WHAT YOU NEED TO DO:
Copy out, from the entries below, each line holding the string "sink".

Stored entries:
————————
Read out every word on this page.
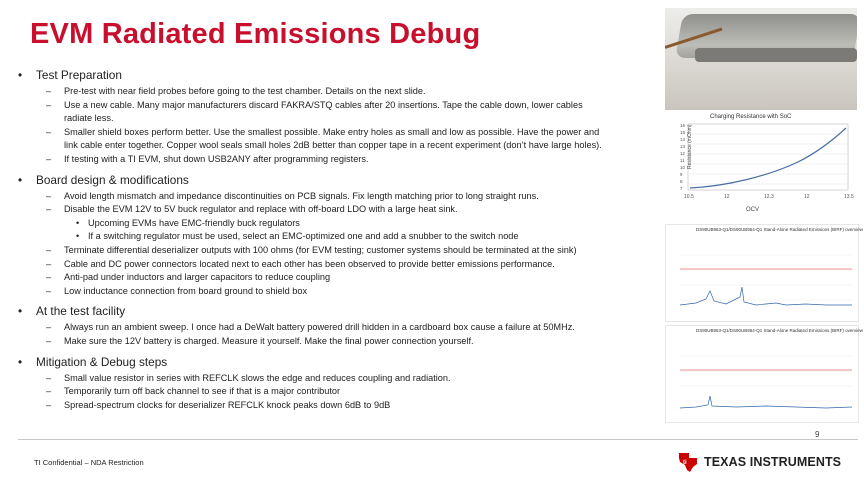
EVM Radiated Emissions Debug
• Test Preparation
– Pre-test with near field probes before going to the test chamber. Details on the next slide.
– Use a new cable. Many major manufacturers discard FAKRA/STQ cables after 20 insertions. Tape the cable down, lower cables
radiate less.
– Smaller shield boxes perform better. Use the smallest possible. Make entry holes as small and low as possible. Have the power and
link cable enter together. Copper wool seals small holes 2dB better than copper tape in a recent experiment (don’t have large holes).
– If testing with a TI EVM, shut down USB2ANY after programming registers.
• Board design & modifications
– Avoid length mismatch and impedance discontinuities on PCB signals. Fix length matching prior to long straight runs.
– Disable the EVM 12V to 5V buck regulator and replace with off-board LDO with a large heat sink.
• Upcoming EVMs have EMC-friendly buck regulators
• If a switching regulator must be used, select an EMC-optimized one and add a snubber to the switch node
– Terminate differential deserializer outputs with 100 ohms (for EVM testing; customer systems should be terminated at the sink)
– Cable and DC power connectors located next to each other has been observed to provide better emissions performance.
– Anti-pad under inductors and larger capacitors to reduce coupling
– Low inductance connection from board ground to shield box
• At the test facility
– Always run an ambient sweep. I once had a DeWalt battery powered drill hidden in a cardboard box cause a failure at 50MHz.
– Make sure the 12V battery is charged. Measure it yourself. Make the final power connection yourself.
• Mitigation & Debug steps
– Small value resistor in series with REFCLK slows the edge and reduces coupling and radiation.
– Temporarily turn off back channel to see if that is a major contributor
– Spread-spectrum clocks for deserializer REFCLK knock peaks down 6dB to 9dB
Charging Resistance with SoC
Resistance (mOhm)
OCV
16
15
14
13
12
11
10
9
8
7
10.5	12	12.3	12	13.5
DS90UB953-Q1/DS90UB954-Q1 Stand-Alone Radiated Emissions (BIRF) overview
DS90UB953-Q1/DS90UB954-Q1 Stand-Alone Radiated Emissions (BIRF) overview
9
TI Confidential – NDA Restriction	ti TEXAS INSTRUMENTS
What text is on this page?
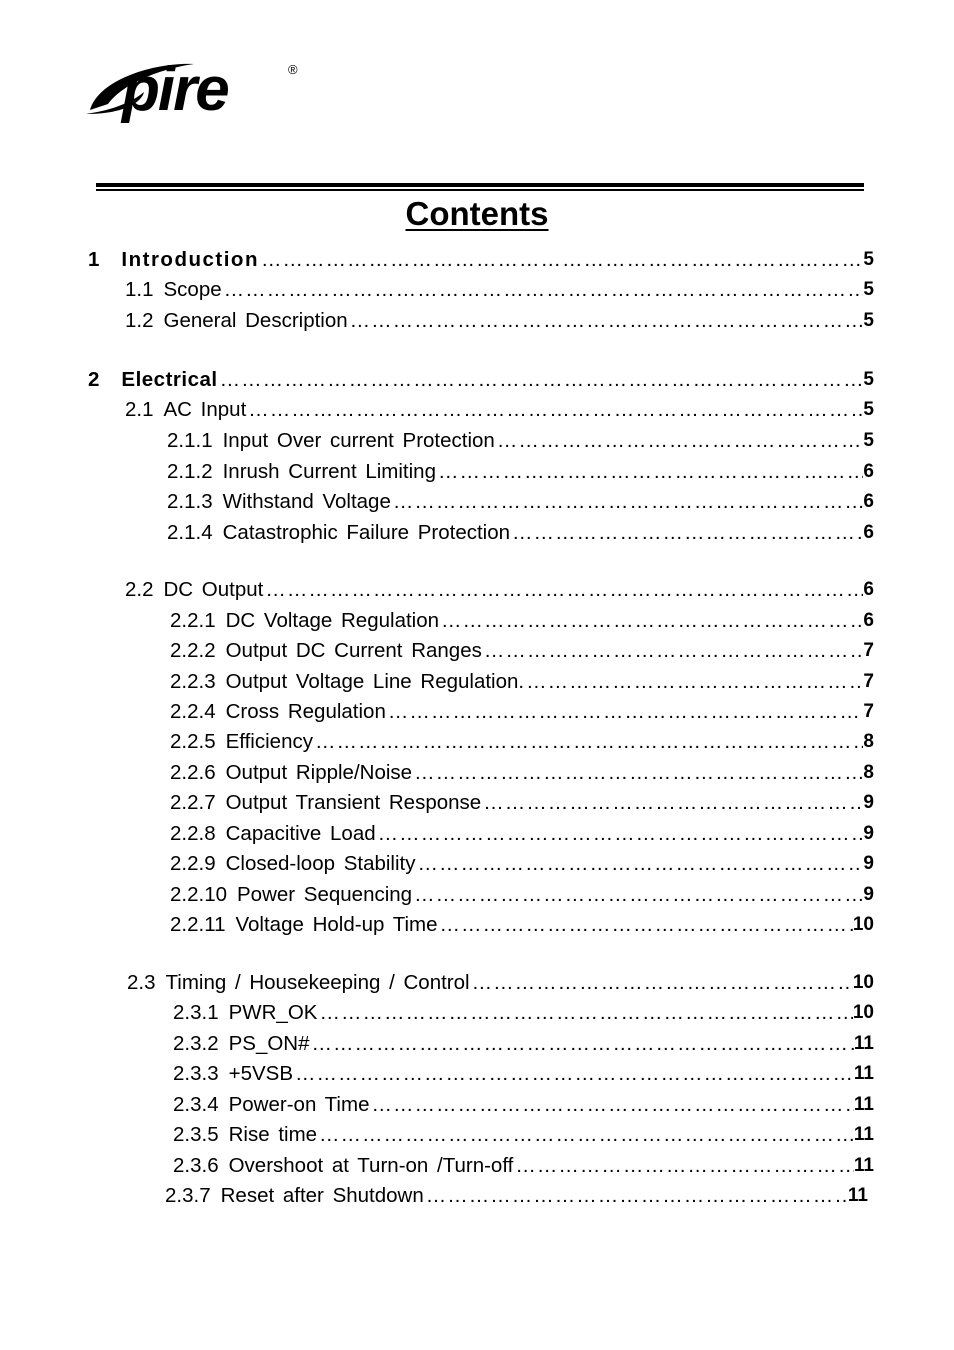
pire	®
Contents
1 Introduction ……………………………………………………………………………………………………………………………………………………………………………………	5
1.1 Scope ……………………………………………………………………………………………………………………………………………………………………………………	5
1.2 General Description ……………………………………………………………………………………………………………………………………………………………………………………	5
2 Electrical ……………………………………………………………………………………………………………………………………………………………………………………	5
2.1 AC Input ……………………………………………………………………………………………………………………………………………………………………………………	5
2.1.1 Input Over current Protection ……………………………………………………………………………………………………………………………………………………………………………………	5
2.1.2 Inrush Current Limiting ……………………………………………………………………………………………………………………………………………………………………………………	6
2.1.3 Withstand Voltage ……………………………………………………………………………………………………………………………………………………………………………………	6
2.1.4 Catastrophic Failure Protection ……………………………………………………………………………………………………………………………………………………………………………………	6
2.2 DC Output ……………………………………………………………………………………………………………………………………………………………………………………	6
2.2.1 DC Voltage Regulation ……………………………………………………………………………………………………………………………………………………………………………………	6
2.2.2 Output DC Current Ranges ……………………………………………………………………………………………………………………………………………………………………………………	7
2.2.3 Output Voltage Line Regulation. ……………………………………………………………………………………………………………………………………………………………………………………	7
2.2.4 Cross Regulation ……………………………………………………………………………………………………………………………………………………………………………………	7
2.2.5 Efficiency ……………………………………………………………………………………………………………………………………………………………………………………	8
2.2.6 Output Ripple/Noise ……………………………………………………………………………………………………………………………………………………………………………………	8
2.2.7 Output Transient Response ……………………………………………………………………………………………………………………………………………………………………………………	9
2.2.8 Capacitive Load ……………………………………………………………………………………………………………………………………………………………………………………	9
2.2.9 Closed-loop Stability ……………………………………………………………………………………………………………………………………………………………………………………	9
2.2.10 Power Sequencing ……………………………………………………………………………………………………………………………………………………………………………………	9
2.2.11 Voltage Hold-up Time ……………………………………………………………………………………………………………………………………………………………………………………	10
2.3 Timing / Housekeeping / Control ……………………………………………………………………………………………………………………………………………………………………………………	10
2.3.1 PWR_OK ……………………………………………………………………………………………………………………………………………………………………………………	10
2.3.2 PS_ON# ……………………………………………………………………………………………………………………………………………………………………………………	11
2.3.3 +5VSB ……………………………………………………………………………………………………………………………………………………………………………………	11
2.3.4 Power-on Time ……………………………………………………………………………………………………………………………………………………………………………………	11
2.3.5 Rise time ……………………………………………………………………………………………………………………………………………………………………………………	11
2.3.6 Overshoot at Turn-on /Turn-off ……………………………………………………………………………………………………………………………………………………………………………………	11
2.3.7 Reset after Shutdown ……………………………………………………………………………………………………………………………………………………………………………………	11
————————
FINAL RESULT:
– Disable the EVM 12V to 5V buck regulator and replace with off-board LDO with a large heat sink.
– Terminate differential deserializer outputs with 100 ohms (for EVM testing; customer systems should be terminated at the sink)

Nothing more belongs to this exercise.